▸ WHAT TO WORK ON: Please reproduce the data below without any change, starting with the line that contains "paragraph — [118, 251, 856, 339]" and stopping after the line that contains "paragraph — [118, 1013, 856, 1159]".

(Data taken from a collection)
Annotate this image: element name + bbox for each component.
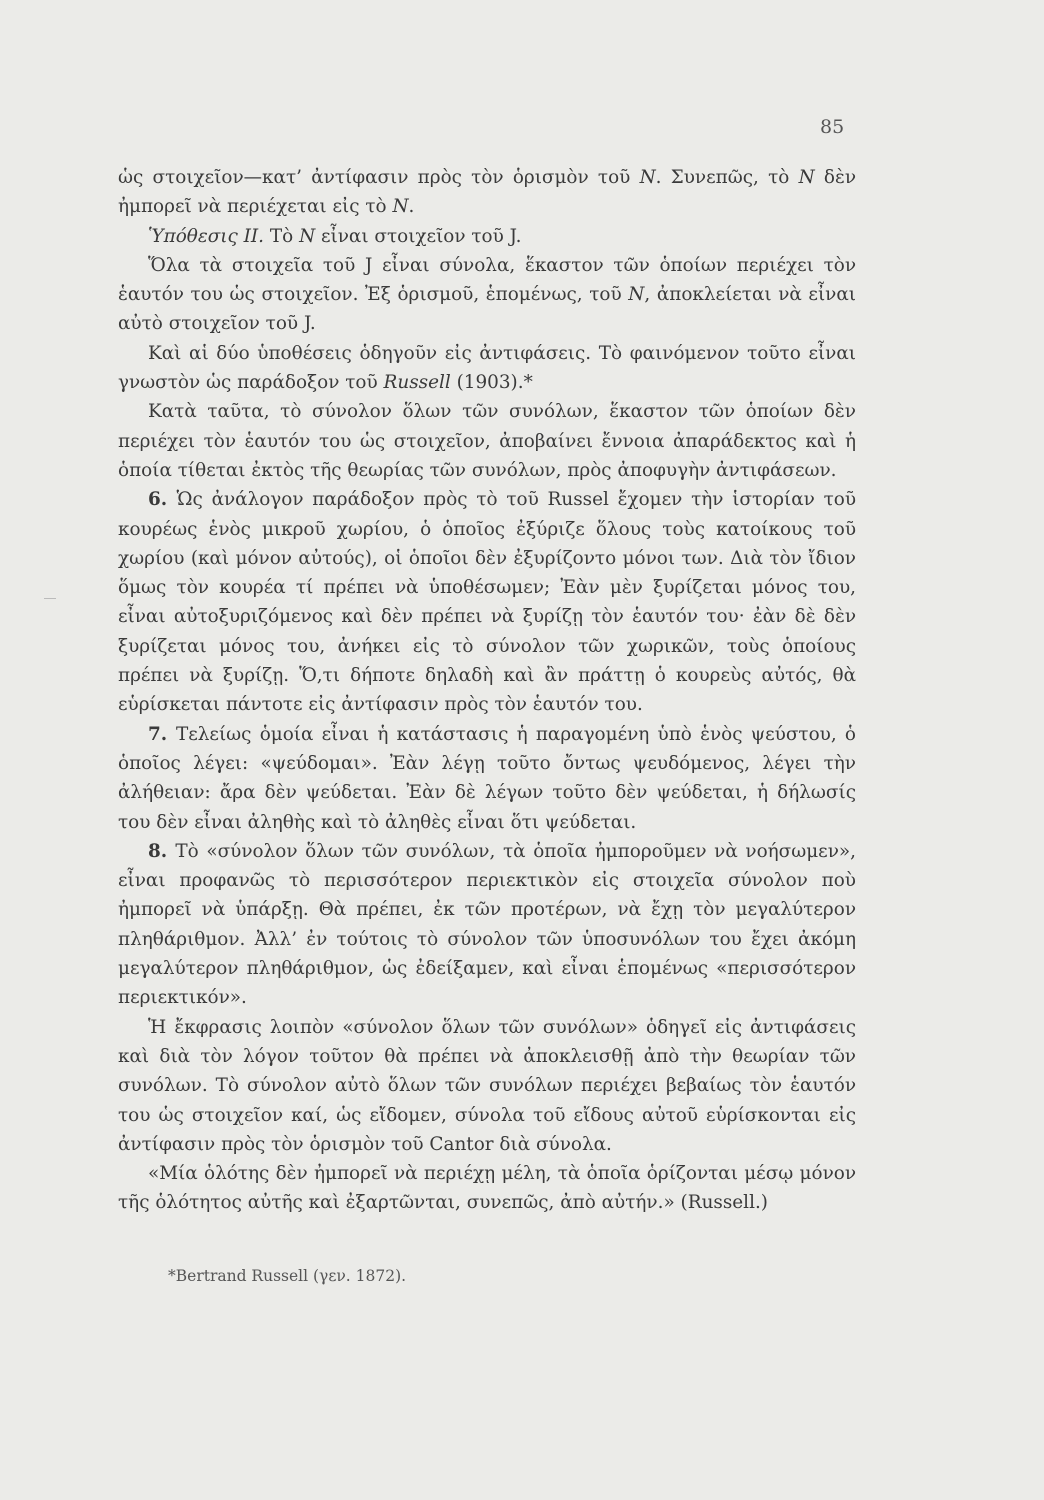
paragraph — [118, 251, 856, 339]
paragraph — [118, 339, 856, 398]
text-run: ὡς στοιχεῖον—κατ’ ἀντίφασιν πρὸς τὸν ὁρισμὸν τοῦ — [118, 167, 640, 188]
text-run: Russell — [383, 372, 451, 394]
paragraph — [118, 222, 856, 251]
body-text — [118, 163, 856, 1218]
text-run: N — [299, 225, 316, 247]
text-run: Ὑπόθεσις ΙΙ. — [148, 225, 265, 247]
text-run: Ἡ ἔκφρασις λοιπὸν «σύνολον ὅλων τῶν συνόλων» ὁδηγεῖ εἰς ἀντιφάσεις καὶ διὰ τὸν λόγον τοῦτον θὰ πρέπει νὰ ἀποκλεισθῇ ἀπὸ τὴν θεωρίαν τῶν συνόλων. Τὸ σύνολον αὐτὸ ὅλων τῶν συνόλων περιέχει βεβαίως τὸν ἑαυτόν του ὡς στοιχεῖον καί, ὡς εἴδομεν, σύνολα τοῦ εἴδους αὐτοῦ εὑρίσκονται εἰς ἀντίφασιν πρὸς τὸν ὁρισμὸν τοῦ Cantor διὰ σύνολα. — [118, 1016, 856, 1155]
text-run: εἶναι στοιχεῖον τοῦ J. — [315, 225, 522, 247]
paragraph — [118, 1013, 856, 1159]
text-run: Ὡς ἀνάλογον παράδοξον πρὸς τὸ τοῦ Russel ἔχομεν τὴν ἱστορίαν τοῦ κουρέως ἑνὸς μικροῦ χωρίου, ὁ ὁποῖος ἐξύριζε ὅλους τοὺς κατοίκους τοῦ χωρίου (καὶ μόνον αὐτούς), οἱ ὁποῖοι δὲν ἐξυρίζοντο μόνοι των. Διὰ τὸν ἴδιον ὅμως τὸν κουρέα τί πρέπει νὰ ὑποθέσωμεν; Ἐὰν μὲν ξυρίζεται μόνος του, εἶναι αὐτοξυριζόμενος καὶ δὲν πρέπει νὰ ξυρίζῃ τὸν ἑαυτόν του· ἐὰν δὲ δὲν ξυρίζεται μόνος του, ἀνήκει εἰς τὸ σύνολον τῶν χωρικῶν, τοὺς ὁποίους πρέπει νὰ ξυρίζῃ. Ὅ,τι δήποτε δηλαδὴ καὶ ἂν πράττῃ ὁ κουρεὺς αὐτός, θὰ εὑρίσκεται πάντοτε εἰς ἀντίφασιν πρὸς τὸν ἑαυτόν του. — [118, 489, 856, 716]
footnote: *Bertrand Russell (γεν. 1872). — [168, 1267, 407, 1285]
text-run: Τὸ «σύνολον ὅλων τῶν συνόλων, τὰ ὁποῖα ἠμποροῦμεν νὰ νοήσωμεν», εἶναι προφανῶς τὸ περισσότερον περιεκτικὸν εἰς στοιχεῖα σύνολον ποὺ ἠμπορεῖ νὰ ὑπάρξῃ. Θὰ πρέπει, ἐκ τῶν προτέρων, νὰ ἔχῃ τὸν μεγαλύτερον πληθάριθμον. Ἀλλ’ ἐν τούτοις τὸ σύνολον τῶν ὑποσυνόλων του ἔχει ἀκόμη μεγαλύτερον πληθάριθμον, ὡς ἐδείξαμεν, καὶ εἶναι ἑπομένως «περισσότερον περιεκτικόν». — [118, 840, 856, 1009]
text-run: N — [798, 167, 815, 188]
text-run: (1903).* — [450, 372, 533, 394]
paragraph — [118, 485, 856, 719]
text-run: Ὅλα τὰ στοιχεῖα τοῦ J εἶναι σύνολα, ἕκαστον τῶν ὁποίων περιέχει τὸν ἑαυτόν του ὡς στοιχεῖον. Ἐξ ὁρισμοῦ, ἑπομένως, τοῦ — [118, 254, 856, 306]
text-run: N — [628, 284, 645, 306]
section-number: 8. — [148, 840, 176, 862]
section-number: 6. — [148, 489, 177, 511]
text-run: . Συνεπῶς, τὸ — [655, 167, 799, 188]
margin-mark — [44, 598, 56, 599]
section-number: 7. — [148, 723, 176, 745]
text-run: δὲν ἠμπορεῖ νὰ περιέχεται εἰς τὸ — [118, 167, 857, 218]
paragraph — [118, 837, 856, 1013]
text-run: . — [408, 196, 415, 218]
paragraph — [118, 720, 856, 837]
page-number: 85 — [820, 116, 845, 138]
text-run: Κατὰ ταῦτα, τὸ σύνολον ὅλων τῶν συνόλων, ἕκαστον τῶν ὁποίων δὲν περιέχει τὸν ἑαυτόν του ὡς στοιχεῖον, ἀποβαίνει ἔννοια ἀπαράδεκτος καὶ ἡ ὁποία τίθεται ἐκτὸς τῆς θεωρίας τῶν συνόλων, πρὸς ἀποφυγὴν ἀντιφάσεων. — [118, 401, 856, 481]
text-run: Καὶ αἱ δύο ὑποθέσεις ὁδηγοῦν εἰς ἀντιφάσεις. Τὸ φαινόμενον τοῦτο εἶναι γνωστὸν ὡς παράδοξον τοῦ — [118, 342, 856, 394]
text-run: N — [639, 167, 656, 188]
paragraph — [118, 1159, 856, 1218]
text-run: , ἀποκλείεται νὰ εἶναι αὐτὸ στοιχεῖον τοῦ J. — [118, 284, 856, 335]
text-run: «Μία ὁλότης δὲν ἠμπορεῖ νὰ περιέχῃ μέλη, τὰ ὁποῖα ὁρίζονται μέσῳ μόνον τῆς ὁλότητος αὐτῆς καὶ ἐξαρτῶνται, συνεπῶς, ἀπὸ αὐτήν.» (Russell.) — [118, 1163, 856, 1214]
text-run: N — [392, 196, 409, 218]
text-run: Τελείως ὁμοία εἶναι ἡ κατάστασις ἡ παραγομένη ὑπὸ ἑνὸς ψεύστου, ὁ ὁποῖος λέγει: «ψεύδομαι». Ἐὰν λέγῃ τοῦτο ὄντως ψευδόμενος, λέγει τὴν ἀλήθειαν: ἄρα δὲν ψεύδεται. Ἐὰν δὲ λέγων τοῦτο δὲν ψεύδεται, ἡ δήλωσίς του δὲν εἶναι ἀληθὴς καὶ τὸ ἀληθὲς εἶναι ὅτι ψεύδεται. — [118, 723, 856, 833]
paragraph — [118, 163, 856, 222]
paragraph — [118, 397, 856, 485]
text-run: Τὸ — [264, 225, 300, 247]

▸ ANSWER FOR THE TASK:
paragraph — [118, 251, 856, 339]
paragraph — [118, 339, 856, 398]
text-run: ὡς στοιχεῖον—κατ’ ἀντίφασιν πρὸς τὸν ὁρισμὸν τοῦ — [118, 167, 640, 188]
text-run: Russell — [383, 372, 451, 394]
paragraph — [118, 222, 856, 251]
body-text — [118, 163, 856, 1218]
text-run: N — [299, 225, 316, 247]
text-run: Ὑπόθεσις ΙΙ. — [148, 225, 265, 247]
text-run: Ἡ ἔκφρασις λοιπὸν «σύνολον ὅλων τῶν συνόλων» ὁδηγεῖ εἰς ἀντιφάσεις καὶ διὰ τὸν λόγον τοῦτον θὰ πρέπει νὰ ἀποκλεισθῇ ἀπὸ τὴν θεωρίαν τῶν συνόλων. Τὸ σύνολον αὐτὸ ὅλων τῶν συνόλων περιέχει βεβαίως τὸν ἑαυτόν του ὡς στοιχεῖον καί, ὡς εἴδομεν, σύνολα τοῦ εἴδους αὐτοῦ εὑρίσκονται εἰς ἀντίφασιν πρὸς τὸν ὁρισμὸν τοῦ Cantor διὰ σύνολα. — [118, 1016, 856, 1155]
text-run: εἶναι στοιχεῖον τοῦ J. — [315, 225, 522, 247]
paragraph — [118, 1013, 856, 1159]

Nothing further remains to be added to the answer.